* **Written request**
Pull every line holding the string "SRMTID" from the records below.

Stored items
** Start **

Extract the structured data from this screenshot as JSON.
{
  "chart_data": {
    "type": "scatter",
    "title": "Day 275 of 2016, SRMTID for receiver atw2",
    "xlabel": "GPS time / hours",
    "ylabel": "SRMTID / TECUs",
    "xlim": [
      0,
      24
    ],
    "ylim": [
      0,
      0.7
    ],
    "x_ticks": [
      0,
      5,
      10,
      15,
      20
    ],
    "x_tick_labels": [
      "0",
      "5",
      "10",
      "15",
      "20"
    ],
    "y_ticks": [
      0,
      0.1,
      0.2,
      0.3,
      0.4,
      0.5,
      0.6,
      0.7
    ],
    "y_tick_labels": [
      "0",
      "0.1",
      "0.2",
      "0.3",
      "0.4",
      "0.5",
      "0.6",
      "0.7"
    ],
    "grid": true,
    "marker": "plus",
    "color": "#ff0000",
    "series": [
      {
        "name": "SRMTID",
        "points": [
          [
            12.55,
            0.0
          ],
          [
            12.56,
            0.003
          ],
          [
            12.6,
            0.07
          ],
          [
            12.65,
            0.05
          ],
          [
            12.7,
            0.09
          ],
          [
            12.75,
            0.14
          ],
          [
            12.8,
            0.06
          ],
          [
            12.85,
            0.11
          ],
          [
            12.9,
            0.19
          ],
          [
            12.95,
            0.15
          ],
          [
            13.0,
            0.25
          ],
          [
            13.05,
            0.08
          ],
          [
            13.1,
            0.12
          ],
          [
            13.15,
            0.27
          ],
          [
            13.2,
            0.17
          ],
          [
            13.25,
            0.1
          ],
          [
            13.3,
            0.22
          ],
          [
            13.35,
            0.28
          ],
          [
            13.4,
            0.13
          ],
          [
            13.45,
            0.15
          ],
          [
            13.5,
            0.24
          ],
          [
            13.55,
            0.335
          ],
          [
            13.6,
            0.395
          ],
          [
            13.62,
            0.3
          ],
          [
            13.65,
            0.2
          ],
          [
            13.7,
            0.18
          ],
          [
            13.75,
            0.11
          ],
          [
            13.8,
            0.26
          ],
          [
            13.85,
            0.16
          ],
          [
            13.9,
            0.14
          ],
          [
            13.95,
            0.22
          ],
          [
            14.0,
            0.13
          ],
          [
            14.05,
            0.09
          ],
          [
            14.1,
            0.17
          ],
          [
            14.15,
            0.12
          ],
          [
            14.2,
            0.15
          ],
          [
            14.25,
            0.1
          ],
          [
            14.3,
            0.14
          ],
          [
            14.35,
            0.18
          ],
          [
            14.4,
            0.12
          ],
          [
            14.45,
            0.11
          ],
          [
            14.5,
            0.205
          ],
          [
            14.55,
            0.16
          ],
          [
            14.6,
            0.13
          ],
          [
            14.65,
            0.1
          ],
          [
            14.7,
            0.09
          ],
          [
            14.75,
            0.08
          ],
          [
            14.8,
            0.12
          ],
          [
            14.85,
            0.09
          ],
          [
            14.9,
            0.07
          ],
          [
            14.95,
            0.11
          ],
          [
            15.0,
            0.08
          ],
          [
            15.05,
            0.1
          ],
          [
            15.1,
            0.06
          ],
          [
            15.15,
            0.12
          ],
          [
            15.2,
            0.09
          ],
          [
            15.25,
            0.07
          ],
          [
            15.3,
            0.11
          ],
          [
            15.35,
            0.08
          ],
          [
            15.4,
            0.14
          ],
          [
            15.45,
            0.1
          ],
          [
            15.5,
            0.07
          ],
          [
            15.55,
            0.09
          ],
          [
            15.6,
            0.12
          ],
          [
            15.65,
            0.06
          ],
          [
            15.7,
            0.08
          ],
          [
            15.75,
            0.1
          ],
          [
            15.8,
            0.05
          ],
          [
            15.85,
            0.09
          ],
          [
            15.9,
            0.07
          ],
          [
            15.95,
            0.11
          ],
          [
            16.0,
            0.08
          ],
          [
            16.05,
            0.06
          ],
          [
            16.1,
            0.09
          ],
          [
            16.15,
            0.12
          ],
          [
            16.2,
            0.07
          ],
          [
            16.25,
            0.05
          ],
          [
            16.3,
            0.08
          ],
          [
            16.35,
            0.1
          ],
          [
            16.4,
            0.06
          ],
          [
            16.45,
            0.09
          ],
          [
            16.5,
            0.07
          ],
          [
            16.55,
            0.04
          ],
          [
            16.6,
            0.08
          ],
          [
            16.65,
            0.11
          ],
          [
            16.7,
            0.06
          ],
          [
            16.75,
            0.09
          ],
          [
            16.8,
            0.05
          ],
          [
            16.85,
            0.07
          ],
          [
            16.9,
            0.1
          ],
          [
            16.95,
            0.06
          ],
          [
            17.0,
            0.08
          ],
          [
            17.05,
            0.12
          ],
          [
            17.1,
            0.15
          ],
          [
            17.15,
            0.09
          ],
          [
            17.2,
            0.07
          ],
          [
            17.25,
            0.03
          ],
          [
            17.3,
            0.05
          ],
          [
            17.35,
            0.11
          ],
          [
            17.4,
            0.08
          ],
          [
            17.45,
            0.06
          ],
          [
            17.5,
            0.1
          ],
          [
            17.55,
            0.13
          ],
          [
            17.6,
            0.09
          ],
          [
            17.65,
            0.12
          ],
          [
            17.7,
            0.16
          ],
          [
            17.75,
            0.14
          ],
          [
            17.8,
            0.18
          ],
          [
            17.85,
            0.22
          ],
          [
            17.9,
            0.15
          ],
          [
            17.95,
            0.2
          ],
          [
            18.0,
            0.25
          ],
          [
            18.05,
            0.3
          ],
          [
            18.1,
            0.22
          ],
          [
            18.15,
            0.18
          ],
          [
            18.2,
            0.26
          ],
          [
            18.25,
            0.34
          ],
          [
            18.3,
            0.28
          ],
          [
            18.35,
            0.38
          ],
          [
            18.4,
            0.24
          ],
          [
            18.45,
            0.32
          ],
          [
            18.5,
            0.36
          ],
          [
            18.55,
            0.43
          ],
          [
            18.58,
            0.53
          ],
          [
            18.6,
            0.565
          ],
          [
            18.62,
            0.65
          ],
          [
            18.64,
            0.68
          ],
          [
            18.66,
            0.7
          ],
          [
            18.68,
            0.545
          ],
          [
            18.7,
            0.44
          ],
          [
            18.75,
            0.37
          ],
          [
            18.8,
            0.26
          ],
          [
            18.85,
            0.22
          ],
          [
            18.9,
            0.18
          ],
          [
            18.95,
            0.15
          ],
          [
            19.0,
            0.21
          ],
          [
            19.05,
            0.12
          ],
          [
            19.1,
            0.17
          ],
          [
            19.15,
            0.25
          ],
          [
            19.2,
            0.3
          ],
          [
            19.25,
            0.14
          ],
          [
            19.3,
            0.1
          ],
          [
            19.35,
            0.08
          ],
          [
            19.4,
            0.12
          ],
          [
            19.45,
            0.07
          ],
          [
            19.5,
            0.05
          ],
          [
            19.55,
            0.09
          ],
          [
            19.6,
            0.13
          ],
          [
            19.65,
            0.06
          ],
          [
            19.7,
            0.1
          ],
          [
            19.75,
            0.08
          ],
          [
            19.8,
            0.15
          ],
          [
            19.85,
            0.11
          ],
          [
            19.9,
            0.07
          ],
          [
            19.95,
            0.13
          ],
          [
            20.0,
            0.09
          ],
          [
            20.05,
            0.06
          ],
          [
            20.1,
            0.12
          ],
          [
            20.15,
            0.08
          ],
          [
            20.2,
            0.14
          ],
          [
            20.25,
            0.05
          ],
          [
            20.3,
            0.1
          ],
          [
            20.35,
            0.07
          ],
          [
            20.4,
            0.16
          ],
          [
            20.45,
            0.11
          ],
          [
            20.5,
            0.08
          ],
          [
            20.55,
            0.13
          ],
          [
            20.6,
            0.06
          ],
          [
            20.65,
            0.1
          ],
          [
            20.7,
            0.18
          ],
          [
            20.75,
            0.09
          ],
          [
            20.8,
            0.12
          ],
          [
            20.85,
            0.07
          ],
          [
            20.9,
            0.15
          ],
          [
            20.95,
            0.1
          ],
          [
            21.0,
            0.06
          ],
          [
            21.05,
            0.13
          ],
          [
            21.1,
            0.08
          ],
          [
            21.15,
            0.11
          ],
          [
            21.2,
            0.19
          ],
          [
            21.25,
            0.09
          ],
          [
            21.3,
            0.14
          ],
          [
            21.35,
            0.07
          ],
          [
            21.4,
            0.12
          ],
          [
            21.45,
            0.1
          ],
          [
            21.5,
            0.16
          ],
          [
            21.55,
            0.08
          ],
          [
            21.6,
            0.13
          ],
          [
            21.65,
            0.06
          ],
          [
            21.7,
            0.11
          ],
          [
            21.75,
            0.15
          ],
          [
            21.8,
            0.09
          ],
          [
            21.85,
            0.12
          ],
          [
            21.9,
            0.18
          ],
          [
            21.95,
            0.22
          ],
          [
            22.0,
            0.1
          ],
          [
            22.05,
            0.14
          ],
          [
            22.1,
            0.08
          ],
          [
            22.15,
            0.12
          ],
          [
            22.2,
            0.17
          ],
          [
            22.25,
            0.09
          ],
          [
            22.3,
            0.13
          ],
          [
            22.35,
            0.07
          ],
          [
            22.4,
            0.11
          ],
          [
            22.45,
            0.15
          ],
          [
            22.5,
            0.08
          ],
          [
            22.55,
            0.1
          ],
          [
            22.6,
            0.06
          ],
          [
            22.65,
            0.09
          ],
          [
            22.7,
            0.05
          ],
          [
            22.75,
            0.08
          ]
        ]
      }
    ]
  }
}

** End **

* **Worked solution**
    "title": "Day 275 of 2016, SRMTID for receiver atw2",
    "ylabel": "SRMTID / TECUs",
        "name": "SRMTID",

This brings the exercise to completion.